[start EXTRACTED RECORDS]

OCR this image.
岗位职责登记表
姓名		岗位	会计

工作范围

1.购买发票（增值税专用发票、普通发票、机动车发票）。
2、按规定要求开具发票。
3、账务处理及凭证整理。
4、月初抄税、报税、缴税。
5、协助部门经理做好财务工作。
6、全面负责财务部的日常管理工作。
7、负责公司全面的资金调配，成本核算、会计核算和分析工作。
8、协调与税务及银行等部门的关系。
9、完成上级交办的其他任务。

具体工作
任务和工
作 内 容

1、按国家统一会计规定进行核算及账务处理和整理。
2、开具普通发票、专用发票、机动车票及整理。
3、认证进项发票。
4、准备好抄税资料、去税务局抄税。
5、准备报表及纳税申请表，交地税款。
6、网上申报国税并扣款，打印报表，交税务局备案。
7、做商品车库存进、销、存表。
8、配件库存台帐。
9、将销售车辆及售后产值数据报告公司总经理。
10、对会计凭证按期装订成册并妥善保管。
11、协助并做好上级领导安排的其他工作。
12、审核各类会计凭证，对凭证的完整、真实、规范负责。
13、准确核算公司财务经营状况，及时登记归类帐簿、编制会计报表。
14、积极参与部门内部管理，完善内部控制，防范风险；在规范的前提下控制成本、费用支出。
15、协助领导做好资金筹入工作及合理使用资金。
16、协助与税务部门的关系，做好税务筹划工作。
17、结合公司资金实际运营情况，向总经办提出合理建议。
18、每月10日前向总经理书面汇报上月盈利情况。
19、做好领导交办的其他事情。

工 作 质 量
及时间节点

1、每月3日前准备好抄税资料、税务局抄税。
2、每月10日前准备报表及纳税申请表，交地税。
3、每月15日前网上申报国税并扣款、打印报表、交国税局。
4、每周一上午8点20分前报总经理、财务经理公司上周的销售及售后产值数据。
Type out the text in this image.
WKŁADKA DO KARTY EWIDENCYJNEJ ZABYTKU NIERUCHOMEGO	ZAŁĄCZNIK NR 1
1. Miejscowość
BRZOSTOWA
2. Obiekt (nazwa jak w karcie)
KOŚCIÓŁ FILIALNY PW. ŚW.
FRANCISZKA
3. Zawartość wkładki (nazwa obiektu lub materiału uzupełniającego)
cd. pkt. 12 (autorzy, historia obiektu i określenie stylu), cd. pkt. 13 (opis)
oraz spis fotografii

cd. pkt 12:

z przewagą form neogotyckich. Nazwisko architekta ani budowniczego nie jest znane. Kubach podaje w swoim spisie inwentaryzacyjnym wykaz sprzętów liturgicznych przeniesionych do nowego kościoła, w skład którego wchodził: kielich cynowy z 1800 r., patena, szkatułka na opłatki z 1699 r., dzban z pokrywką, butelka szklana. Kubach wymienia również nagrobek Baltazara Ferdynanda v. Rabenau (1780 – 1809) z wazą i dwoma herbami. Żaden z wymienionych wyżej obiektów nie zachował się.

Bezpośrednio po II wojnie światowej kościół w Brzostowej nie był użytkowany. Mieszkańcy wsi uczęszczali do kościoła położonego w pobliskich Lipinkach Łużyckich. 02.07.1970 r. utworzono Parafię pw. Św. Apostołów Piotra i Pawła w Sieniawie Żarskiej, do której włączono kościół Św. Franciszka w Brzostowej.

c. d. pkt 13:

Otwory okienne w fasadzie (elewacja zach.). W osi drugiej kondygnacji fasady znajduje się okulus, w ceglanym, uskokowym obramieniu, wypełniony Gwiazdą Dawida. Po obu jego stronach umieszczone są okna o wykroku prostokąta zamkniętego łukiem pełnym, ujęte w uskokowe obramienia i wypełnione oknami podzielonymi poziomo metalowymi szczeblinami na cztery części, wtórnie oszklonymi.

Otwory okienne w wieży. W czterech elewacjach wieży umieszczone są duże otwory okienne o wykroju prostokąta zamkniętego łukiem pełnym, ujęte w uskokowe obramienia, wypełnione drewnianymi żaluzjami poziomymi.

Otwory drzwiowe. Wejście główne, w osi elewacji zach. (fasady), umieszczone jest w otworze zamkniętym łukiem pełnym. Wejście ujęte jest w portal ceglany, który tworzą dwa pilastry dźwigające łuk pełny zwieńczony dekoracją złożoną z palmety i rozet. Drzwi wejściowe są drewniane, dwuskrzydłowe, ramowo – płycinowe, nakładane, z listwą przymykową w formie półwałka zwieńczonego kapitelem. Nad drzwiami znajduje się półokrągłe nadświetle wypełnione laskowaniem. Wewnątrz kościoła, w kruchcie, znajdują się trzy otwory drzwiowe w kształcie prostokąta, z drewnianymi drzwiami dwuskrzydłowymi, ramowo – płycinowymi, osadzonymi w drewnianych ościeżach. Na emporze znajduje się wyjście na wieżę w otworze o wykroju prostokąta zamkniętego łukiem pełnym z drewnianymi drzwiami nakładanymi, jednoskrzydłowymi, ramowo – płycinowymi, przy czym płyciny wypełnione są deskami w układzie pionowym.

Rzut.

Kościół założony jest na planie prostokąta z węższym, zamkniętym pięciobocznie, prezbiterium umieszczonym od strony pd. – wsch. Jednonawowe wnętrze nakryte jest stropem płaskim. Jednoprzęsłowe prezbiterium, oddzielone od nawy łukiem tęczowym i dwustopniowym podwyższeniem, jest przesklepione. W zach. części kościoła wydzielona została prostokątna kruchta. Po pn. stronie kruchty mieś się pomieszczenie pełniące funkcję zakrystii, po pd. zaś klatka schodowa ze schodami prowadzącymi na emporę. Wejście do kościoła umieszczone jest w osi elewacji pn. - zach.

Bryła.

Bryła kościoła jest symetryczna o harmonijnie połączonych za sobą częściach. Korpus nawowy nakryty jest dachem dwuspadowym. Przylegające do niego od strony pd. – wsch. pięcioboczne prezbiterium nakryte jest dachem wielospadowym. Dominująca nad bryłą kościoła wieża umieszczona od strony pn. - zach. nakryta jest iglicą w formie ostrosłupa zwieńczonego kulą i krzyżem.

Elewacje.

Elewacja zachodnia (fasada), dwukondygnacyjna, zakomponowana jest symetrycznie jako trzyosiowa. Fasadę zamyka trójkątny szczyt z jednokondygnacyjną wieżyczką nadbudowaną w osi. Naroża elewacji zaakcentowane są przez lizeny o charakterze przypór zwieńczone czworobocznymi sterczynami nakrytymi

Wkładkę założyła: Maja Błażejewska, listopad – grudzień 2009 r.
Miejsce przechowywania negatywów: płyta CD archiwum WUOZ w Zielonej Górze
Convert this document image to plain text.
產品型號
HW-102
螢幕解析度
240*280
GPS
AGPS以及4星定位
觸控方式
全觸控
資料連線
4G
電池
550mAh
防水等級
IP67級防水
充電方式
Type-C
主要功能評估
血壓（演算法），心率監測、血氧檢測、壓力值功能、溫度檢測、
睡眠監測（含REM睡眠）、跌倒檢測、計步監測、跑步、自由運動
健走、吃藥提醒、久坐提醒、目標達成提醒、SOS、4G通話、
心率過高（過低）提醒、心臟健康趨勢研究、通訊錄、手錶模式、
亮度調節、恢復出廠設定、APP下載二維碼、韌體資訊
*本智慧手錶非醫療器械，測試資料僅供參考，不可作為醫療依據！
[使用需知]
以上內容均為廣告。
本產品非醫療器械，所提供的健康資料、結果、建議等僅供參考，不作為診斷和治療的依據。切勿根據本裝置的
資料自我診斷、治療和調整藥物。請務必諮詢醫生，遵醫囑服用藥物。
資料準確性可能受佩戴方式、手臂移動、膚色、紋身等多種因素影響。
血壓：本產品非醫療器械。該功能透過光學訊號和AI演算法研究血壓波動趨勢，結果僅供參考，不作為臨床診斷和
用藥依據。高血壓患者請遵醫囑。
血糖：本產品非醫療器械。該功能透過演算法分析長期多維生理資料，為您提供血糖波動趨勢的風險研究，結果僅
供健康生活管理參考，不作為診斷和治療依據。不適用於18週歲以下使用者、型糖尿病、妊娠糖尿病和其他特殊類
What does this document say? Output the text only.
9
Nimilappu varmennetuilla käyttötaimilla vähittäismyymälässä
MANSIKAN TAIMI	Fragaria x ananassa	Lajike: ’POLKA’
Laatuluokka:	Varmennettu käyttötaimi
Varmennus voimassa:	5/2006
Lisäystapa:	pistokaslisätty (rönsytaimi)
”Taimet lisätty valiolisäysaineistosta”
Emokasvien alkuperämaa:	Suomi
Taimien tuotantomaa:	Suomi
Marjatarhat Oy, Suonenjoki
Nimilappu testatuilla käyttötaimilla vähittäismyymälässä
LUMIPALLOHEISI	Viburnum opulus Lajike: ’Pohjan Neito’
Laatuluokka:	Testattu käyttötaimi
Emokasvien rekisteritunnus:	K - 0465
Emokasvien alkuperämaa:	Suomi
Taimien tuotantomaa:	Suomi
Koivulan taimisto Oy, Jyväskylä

[end EXTRACTED RECORDS]

SHORT EXERCISE:
Among the records above, how many lines carry the string "document"? Reply with the number alone.

ANSWER BELOW:
2